→ Objective: Write only the number of lines holding the string "Murray".

→ Material shown:

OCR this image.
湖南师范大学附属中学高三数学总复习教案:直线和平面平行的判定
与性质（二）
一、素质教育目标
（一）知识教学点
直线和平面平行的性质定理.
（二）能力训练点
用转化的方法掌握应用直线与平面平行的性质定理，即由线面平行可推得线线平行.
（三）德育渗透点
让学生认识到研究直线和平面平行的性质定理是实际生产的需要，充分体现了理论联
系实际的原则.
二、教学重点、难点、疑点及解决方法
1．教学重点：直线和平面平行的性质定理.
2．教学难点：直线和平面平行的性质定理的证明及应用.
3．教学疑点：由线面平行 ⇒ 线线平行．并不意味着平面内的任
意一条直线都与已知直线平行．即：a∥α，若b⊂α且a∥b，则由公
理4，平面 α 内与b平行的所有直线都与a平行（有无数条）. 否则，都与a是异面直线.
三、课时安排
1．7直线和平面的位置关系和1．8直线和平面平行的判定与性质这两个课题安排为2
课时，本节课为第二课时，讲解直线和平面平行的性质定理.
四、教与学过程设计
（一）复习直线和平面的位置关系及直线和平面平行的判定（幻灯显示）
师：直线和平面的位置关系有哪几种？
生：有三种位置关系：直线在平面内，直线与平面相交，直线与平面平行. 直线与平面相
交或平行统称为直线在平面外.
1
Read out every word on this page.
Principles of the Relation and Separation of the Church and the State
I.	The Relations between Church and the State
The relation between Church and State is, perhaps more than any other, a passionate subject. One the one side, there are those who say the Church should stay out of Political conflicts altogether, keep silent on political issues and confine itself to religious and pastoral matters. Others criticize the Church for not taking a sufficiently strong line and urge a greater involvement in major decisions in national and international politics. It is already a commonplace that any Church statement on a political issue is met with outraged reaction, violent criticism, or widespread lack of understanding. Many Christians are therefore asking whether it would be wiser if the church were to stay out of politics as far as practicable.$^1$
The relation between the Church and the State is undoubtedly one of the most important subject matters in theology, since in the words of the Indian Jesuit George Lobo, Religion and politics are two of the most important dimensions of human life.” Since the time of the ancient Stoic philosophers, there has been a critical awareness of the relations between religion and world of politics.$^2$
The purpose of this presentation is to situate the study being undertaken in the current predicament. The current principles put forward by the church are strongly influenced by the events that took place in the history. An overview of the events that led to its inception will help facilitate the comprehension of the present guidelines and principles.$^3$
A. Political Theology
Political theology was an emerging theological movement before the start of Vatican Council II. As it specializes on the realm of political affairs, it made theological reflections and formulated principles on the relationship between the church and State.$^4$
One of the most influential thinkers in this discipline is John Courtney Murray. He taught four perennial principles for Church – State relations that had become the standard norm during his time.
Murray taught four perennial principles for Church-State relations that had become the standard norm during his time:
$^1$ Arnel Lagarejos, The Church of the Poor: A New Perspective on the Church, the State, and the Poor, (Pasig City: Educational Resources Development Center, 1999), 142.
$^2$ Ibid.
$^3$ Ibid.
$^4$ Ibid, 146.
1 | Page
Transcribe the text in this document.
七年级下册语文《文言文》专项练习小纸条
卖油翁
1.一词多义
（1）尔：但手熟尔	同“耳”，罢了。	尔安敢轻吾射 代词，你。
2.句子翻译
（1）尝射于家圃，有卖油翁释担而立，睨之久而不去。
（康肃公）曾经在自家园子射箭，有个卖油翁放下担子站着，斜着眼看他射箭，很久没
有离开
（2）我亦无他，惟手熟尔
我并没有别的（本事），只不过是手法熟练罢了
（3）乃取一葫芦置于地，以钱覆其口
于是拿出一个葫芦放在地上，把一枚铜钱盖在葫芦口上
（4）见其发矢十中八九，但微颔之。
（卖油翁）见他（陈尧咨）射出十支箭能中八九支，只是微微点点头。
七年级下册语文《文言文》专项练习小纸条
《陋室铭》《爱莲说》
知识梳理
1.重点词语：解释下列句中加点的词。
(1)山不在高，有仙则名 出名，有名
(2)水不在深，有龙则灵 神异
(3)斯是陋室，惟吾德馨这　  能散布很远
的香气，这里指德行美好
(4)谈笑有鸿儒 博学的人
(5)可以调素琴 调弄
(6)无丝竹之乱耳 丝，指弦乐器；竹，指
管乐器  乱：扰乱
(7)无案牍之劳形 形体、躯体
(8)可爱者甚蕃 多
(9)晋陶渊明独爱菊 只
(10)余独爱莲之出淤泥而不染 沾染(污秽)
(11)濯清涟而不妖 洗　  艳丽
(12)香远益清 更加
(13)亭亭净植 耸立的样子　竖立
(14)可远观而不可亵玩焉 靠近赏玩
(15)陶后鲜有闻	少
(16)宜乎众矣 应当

→ Answer to the task: 2